WHAT YOU WILL DO:
Repeat every record below exactly, but leave out any pictures.

Start of LISTING

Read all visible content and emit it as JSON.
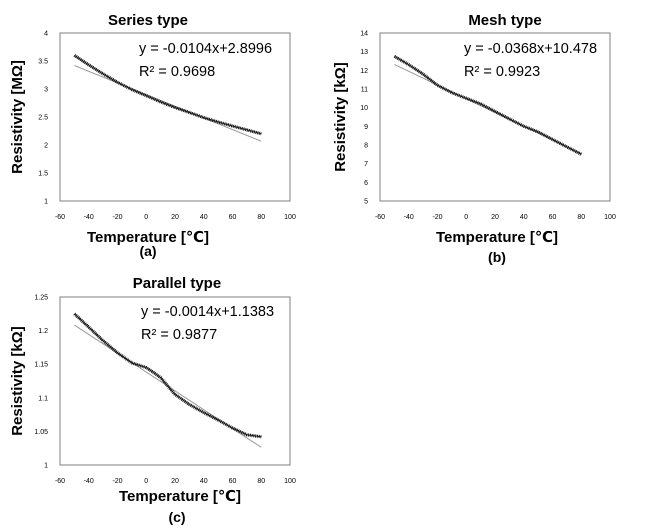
{
  "chart_data": [
    {
      "type": "line",
      "title": "Series type",
      "xlabel": "Temperature [℃]",
      "ylabel": "Resistivity [MΩ]",
      "caption": "(a)",
      "xlim": [
        -60,
        100
      ],
      "ylim": [
        1,
        4
      ],
      "xticks": [
        "-60",
        "-40",
        "-20",
        "0",
        "20",
        "40",
        "60",
        "80",
        "100"
      ],
      "yticks": [
        "1",
        "1.5",
        "2",
        "2.5",
        "3",
        "3.5",
        "4"
      ],
      "equation": "y = -0.0104x+2.8996",
      "r2": "R² = 0.9698",
      "colors": {
        "data": "#1a1a1a",
        "trend": "#9a9a9a"
      },
      "series": [
        {
          "x": [
            -50,
            -40,
            -30,
            -20,
            -10,
            0,
            10,
            20,
            30,
            40,
            50,
            60,
            70,
            80
          ],
          "values": [
            3.6,
            3.43,
            3.27,
            3.12,
            2.99,
            2.88,
            2.77,
            2.67,
            2.58,
            2.49,
            2.41,
            2.34,
            2.27,
            2.2
          ]
        },
        {
          "x": [
            -50,
            80
          ],
          "values": [
            3.4196,
            2.0676
          ]
        }
      ]
    },
    {
      "type": "line",
      "title": "Mesh type",
      "xlabel": "Temperature [℃]",
      "ylabel": "Resistivity [kΩ]",
      "caption": "(b)",
      "xlim": [
        -60,
        100
      ],
      "ylim": [
        5,
        14
      ],
      "xticks": [
        "-60",
        "-40",
        "-20",
        "0",
        "20",
        "40",
        "60",
        "80",
        "100"
      ],
      "yticks": [
        "5",
        "6",
        "7",
        "8",
        "9",
        "10",
        "11",
        "12",
        "13",
        "14"
      ],
      "equation": "y = -0.0368x+10.478",
      "r2": "R² = 0.9923",
      "colors": {
        "data": "#1a1a1a",
        "trend": "#9a9a9a"
      },
      "series": [
        {
          "x": [
            -50,
            -40,
            -30,
            -20,
            -10,
            0,
            10,
            20,
            30,
            40,
            50,
            60,
            70,
            80
          ],
          "values": [
            12.75,
            12.3,
            11.8,
            11.2,
            10.8,
            10.5,
            10.2,
            9.8,
            9.4,
            9.0,
            8.7,
            8.3,
            7.9,
            7.5
          ]
        },
        {
          "x": [
            -50,
            80
          ],
          "values": [
            12.318,
            7.534
          ]
        }
      ]
    },
    {
      "type": "line",
      "title": "Parallel type",
      "xlabel": "Temperature [℃]",
      "ylabel": "Resistivity [kΩ]",
      "caption": "(c)",
      "xlim": [
        -60,
        100
      ],
      "ylim": [
        1,
        1.25
      ],
      "xticks": [
        "-60",
        "-40",
        "-20",
        "0",
        "20",
        "40",
        "60",
        "80",
        "100"
      ],
      "yticks": [
        "1",
        "1.05",
        "1.1",
        "1.15",
        "1.2",
        "1.25"
      ],
      "equation": "y = -0.0014x+1.1383",
      "r2": "R² = 0.9877",
      "colors": {
        "data": "#1a1a1a",
        "trend": "#9a9a9a"
      },
      "series": [
        {
          "x": [
            -50,
            -40,
            -30,
            -20,
            -10,
            0,
            5,
            10,
            20,
            30,
            40,
            50,
            60,
            70,
            80
          ],
          "values": [
            1.225,
            1.205,
            1.185,
            1.167,
            1.152,
            1.145,
            1.138,
            1.13,
            1.105,
            1.09,
            1.078,
            1.067,
            1.055,
            1.045,
            1.042
          ]
        },
        {
          "x": [
            -50,
            80
          ],
          "values": [
            1.2083,
            1.0263
          ]
        }
      ]
    }
  ]
}
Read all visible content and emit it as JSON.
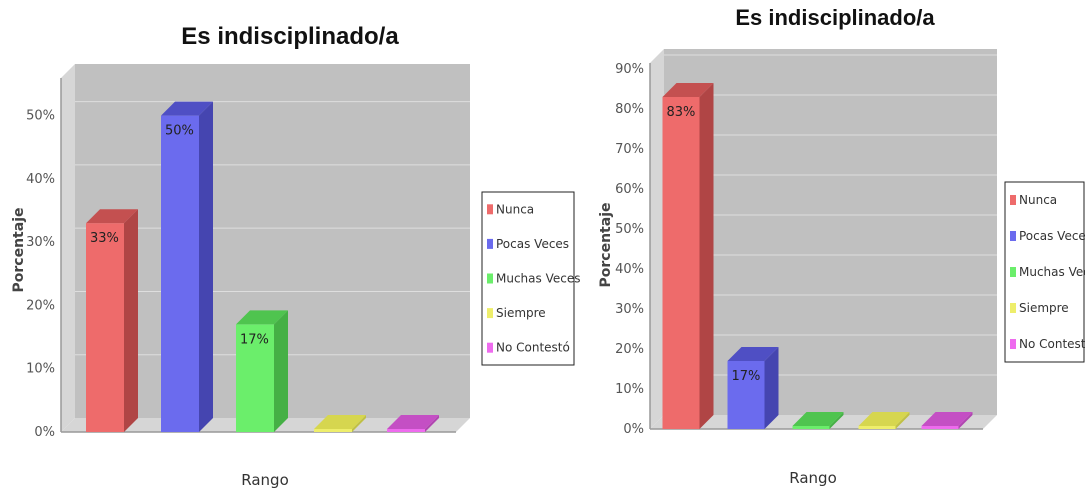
{
  "chart_data": [
    {
      "type": "bar",
      "title": "Es indisciplinado/a",
      "xlabel": "Rango",
      "ylabel": "Porcentaje",
      "ylim": [
        0,
        55
      ],
      "yticks": [
        0,
        10,
        20,
        30,
        40,
        50
      ],
      "ytick_labels": [
        "0%",
        "10%",
        "20%",
        "30%",
        "40%",
        "50%"
      ],
      "categories": [
        "Nunca",
        "Pocas Veces",
        "Muchas Veces",
        "Siempre",
        "No Contestó"
      ],
      "values": [
        33,
        50,
        17,
        0,
        0
      ],
      "data_labels": [
        "33%",
        "50%",
        "17%",
        "",
        ""
      ],
      "legend_position": "right",
      "grid": true
    },
    {
      "type": "bar",
      "title": "Es indisciplinado/a",
      "xlabel": "Rango",
      "ylabel": "Porcentaje",
      "ylim": [
        0,
        90
      ],
      "yticks": [
        0,
        10,
        20,
        30,
        40,
        50,
        60,
        70,
        80,
        90
      ],
      "ytick_labels": [
        "0%",
        "10%",
        "20%",
        "30%",
        "40%",
        "50%",
        "60%",
        "70%",
        "80%",
        "90%"
      ],
      "categories": [
        "Nunca",
        "Pocas Veces",
        "Muchas Veces",
        "Siempre",
        "No Contestó"
      ],
      "values": [
        83,
        17,
        0,
        0,
        0
      ],
      "data_labels": [
        "83%",
        "17%",
        "",
        "",
        ""
      ],
      "legend_position": "right",
      "grid": true
    }
  ],
  "colors": {
    "front": [
      "#ee6b6b",
      "#6b6bee",
      "#6bee6b",
      "#eeee6b",
      "#ee6bee"
    ],
    "top": [
      "#c45050",
      "#4f4fc4",
      "#4fc44f",
      "#d6d64f",
      "#c44fc4"
    ],
    "side": [
      "#b04545",
      "#4545b0",
      "#45b045",
      "#c0c045",
      "#b045b0"
    ],
    "plot_bg": "#c0c0c0",
    "plot_wall": "#d6d6d6",
    "grid": "#dedede"
  }
}
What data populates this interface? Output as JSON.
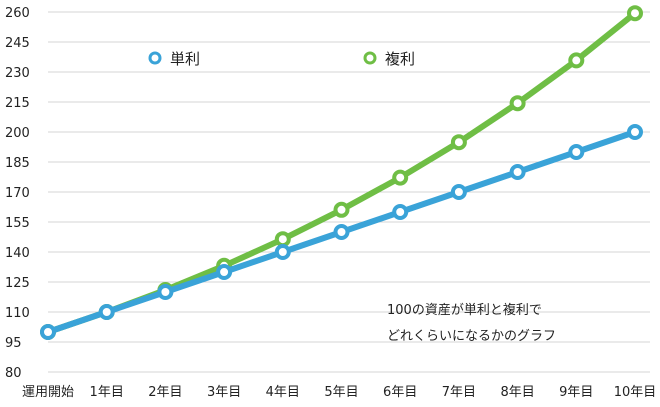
{
  "chart_data": {
    "type": "line",
    "categories": [
      "運用開始",
      "1年目",
      "2年目",
      "3年目",
      "4年目",
      "5年目",
      "6年目",
      "7年目",
      "8年目",
      "9年目",
      "10年目"
    ],
    "series": [
      {
        "name": "単利",
        "color": "#3aa3d8",
        "values": [
          100,
          110,
          120,
          130,
          140,
          150,
          160,
          170,
          180,
          190,
          200
        ]
      },
      {
        "name": "複利",
        "color": "#6fbe45",
        "values": [
          100,
          110,
          121,
          133.1,
          146.4,
          161.1,
          177.2,
          194.9,
          214.4,
          235.8,
          259.4
        ]
      }
    ],
    "ylim": [
      80,
      265
    ],
    "yticks": [
      80,
      95,
      110,
      125,
      140,
      155,
      170,
      185,
      200,
      215,
      230,
      245,
      260
    ],
    "grid": true,
    "legend": "top",
    "annotation": [
      "100の資産が単利と複利で",
      "どれくらいになるかのグラフ"
    ]
  }
}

End of LISTING

COMPLETE OUTPUT:
Read all visible content and emit it as JSON.
{
  "chart_data": [
    {
      "type": "line",
      "title": "Series type",
      "xlabel": "Temperature [℃]",
      "ylabel": "Resistivity [MΩ]",
      "caption": "(a)",
      "xlim": [
        -60,
        100
      ],
      "ylim": [
        1,
        4
      ],
      "xticks": [
        "-60",
        "-40",
        "-20",
        "0",
        "20",
        "40",
        "60",
        "80",
        "100"
      ],
      "yticks": [
        "1",
        "1.5",
        "2",
        "2.5",
        "3",
        "3.5",
        "4"
      ],
      "equation": "y = -0.0104x+2.8996",
      "r2": "R² = 0.9698",
      "colors": {
        "data": "#1a1a1a",
        "trend": "#9a9a9a"
      },
      "series": [
        {
          "x": [
            -50,
            -40,
            -30,
            -20,
            -10,
            0,
            10,
            20,
            30,
            40,
            50,
            60,
            70,
            80
          ],
          "values": [
            3.6,
            3.43,
            3.27,
            3.12,
            2.99,
            2.88,
            2.77,
            2.67,
            2.58,
            2.49,
            2.41,
            2.34,
            2.27,
            2.2
          ]
        },
        {
          "x": [
            -50,
            80
          ],
          "values": [
            3.4196,
            2.0676
          ]
        }
      ]
    },
    {
      "type": "line",
      "title": "Mesh type",
      "xlabel": "Temperature [℃]",
      "ylabel": "Resistivity [kΩ]",
      "caption": "(b)",
      "xlim": [
        -60,
        100
      ],
      "ylim": [
        5,
        14
      ],
      "xticks": [
        "-60",
        "-40",
        "-20",
        "0",
        "20",
        "40",
        "60",
        "80",
        "100"
      ],
      "yticks": [
        "5",
        "6",
        "7",
        "8",
        "9",
        "10",
        "11",
        "12",
        "13",
        "14"
      ],
      "equation": "y = -0.0368x+10.478",
      "r2": "R² = 0.9923",
      "colors": {
        "data": "#1a1a1a",
        "trend": "#9a9a9a"
      },
      "series": [
        {
          "x": [
            -50,
            -40,
            -30,
            -20,
            -10,
            0,
            10,
            20,
            30,
            40,
            50,
            60,
            70,
            80
          ],
          "values": [
            12.75,
            12.3,
            11.8,
            11.2,
            10.8,
            10.5,
            10.2,
            9.8,
            9.4,
            9.0,
            8.7,
            8.3,
            7.9,
            7.5
          ]
        },
        {
          "x": [
            -50,
            80
          ],
          "values": [
            12.318,
            7.534
          ]
        }
      ]
    },
    {
      "type": "line",
      "title": "Parallel type",
      "xlabel": "Temperature [℃]",
      "ylabel": "Resistivity [kΩ]",
      "caption": "(c)",
      "xlim": [
        -60,
        100
      ],
      "ylim": [
        1,
        1.25
      ],
      "xticks": [
        "-60",
        "-40",
        "-20",
        "0",
        "20",
        "40",
        "60",
        "80",
        "100"
      ],
      "yticks": [
        "1",
        "1.05",
        "1.1",
        "1.15",
        "1.2",
        "1.25"
      ],
      "equation": "y = -0.0014x+1.1383",
      "r2": "R² = 0.9877",
      "colors": {
        "data": "#1a1a1a",
        "trend": "#9a9a9a"
      },
      "series": [
        {
          "x": [
            -50,
            -40,
            -30,
            -20,
            -10,
            0,
            5,
            10,
            20,
            30,
            40,
            50,
            60,
            70,
            80
          ],
          "values": [
            1.225,
            1.205,
            1.185,
            1.167,
            1.152,
            1.145,
            1.138,
            1.13,
            1.105,
            1.09,
            1.078,
            1.067,
            1.055,
            1.045,
            1.042
          ]
        },
        {
          "x": [
            -50,
            80
          ],
          "values": [
            1.2083,
            1.0263
          ]
        }
      ]
    }
  ]
}
Read all visible content and emit it as JSON.
{
  "chart_data": [
    {
      "type": "bar",
      "title": "Es indisciplinado/a",
      "xlabel": "Rango",
      "ylabel": "Porcentaje",
      "ylim": [
        0,
        55
      ],
      "yticks": [
        0,
        10,
        20,
        30,
        40,
        50
      ],
      "ytick_labels": [
        "0%",
        "10%",
        "20%",
        "30%",
        "40%",
        "50%"
      ],
      "categories": [
        "Nunca",
        "Pocas Veces",
        "Muchas Veces",
        "Siempre",
        "No Contestó"
      ],
      "values": [
        33,
        50,
        17,
        0,
        0
      ],
      "data_labels": [
        "33%",
        "50%",
        "17%",
        "",
        ""
      ],
      "legend_position": "right",
      "grid": true
    },
    {
      "type": "bar",
      "title": "Es indisciplinado/a",
      "xlabel": "Rango",
      "ylabel": "Porcentaje",
      "ylim": [
        0,
        90
      ],
      "yticks": [
        0,
        10,
        20,
        30,
        40,
        50,
        60,
        70,
        80,
        90
      ],
      "ytick_labels": [
        "0%",
        "10%",
        "20%",
        "30%",
        "40%",
        "50%",
        "60%",
        "70%",
        "80%",
        "90%"
      ],
      "categories": [
        "Nunca",
        "Pocas Veces",
        "Muchas Veces",
        "Siempre",
        "No Contestó"
      ],
      "values": [
        83,
        17,
        0,
        0,
        0
      ],
      "data_labels": [
        "83%",
        "17%",
        "",
        "",
        ""
      ],
      "legend_position": "right",
      "grid": true
    }
  ],
  "colors": {
    "front": [
      "#ee6b6b",
      "#6b6bee",
      "#6bee6b",
      "#eeee6b",
      "#ee6bee"
    ],
    "top": [
      "#c45050",
      "#4f4fc4",
      "#4fc44f",
      "#d6d64f",
      "#c44fc4"
    ],
    "side": [
      "#b04545",
      "#4545b0",
      "#45b045",
      "#c0c045",
      "#b045b0"
    ],
    "plot_bg": "#c0c0c0",
    "plot_wall": "#d6d6d6",
    "grid": "#dedede"
  }
}
What data populates this interface? Output as JSON.
{
  "chart_data": {
    "type": "line",
    "categories": [
      "運用開始",
      "1年目",
      "2年目",
      "3年目",
      "4年目",
      "5年目",
      "6年目",
      "7年目",
      "8年目",
      "9年目",
      "10年目"
    ],
    "series": [
      {
        "name": "単利",
        "color": "#3aa3d8",
        "values": [
          100,
          110,
          120,
          130,
          140,
          150,
          160,
          170,
          180,
          190,
          200
        ]
      },
      {
        "name": "複利",
        "color": "#6fbe45",
        "values": [
          100,
          110,
          121,
          133.1,
          146.4,
          161.1,
          177.2,
          194.9,
          214.4,
          235.8,
          259.4
        ]
      }
    ],
    "ylim": [
      80,
      265
    ],
    "yticks": [
      80,
      95,
      110,
      125,
      140,
      155,
      170,
      185,
      200,
      215,
      230,
      245,
      260
    ],
    "grid": true,
    "legend": "top",
    "annotation": [
      "100の資産が単利と複利で",
      "どれくらいになるかのグラフ"
    ]
  }
}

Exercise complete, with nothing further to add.